### PROVIDED DATA
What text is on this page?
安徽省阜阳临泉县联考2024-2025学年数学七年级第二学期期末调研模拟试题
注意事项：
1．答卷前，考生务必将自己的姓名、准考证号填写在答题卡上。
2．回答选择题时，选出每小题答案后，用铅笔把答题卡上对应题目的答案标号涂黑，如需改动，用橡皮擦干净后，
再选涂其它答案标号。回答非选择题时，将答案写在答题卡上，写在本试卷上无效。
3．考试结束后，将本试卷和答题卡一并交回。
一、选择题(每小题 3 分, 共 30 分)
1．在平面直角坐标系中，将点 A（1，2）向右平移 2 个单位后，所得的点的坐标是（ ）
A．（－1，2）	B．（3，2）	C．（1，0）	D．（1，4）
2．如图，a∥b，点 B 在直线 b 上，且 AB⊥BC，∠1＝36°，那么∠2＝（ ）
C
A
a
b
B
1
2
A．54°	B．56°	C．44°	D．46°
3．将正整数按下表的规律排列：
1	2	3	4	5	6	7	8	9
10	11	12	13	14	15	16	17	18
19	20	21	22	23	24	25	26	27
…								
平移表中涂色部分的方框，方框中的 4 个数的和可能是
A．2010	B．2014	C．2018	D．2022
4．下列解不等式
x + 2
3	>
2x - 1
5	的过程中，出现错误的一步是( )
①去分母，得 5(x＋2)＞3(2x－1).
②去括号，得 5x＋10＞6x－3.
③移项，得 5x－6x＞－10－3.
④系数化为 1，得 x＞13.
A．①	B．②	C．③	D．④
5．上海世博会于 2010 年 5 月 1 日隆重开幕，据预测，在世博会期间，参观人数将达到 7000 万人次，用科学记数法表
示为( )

### WORK INSTRUCTIONS
Your task is to return the full listing exactly as it was given.

### SOLVED EXERCISE
What text is on this page?
安徽省阜阳临泉县联考2024-2025学年数学七年级第二学期期末调研模拟试题
注意事项：
1．答卷前，考生务必将自己的姓名、准考证号填写在答题卡上。
2．回答选择题时，选出每小题答案后，用铅笔把答题卡上对应题目的答案标号涂黑，如需改动，用橡皮擦干净后，
再选涂其它答案标号。回答非选择题时，将答案写在答题卡上，写在本试卷上无效。
3．考试结束后，将本试卷和答题卡一并交回。
一、选择题(每小题 3 分, 共 30 分)
1．在平面直角坐标系中，将点 A（1，2）向右平移 2 个单位后，所得的点的坐标是（ ）
A．（－1，2）	B．（3，2）	C．（1，0）	D．（1，4）
2．如图，a∥b，点 B 在直线 b 上，且 AB⊥BC，∠1＝36°，那么∠2＝（ ）
C
A
a
b
B
1
2
A．54°	B．56°	C．44°	D．46°
3．将正整数按下表的规律排列：
1	2	3	4	5	6	7	8	9
10	11	12	13	14	15	16	17	18
19	20	21	22	23	24	25	26	27
…								
平移表中涂色部分的方框，方框中的 4 个数的和可能是
A．2010	B．2014	C．2018	D．2022
4．下列解不等式
x + 2
3	>
2x - 1
5	的过程中，出现错误的一步是( )
①去分母，得 5(x＋2)＞3(2x－1).
②去括号，得 5x＋10＞6x－3.
③移项，得 5x－6x＞－10－3.
④系数化为 1，得 x＞13.
A．①	B．②	C．③	D．④
5．上海世博会于 2010 年 5 月 1 日隆重开幕，据预测，在世博会期间，参观人数将达到 7000 万人次，用科学记数法表
示为( )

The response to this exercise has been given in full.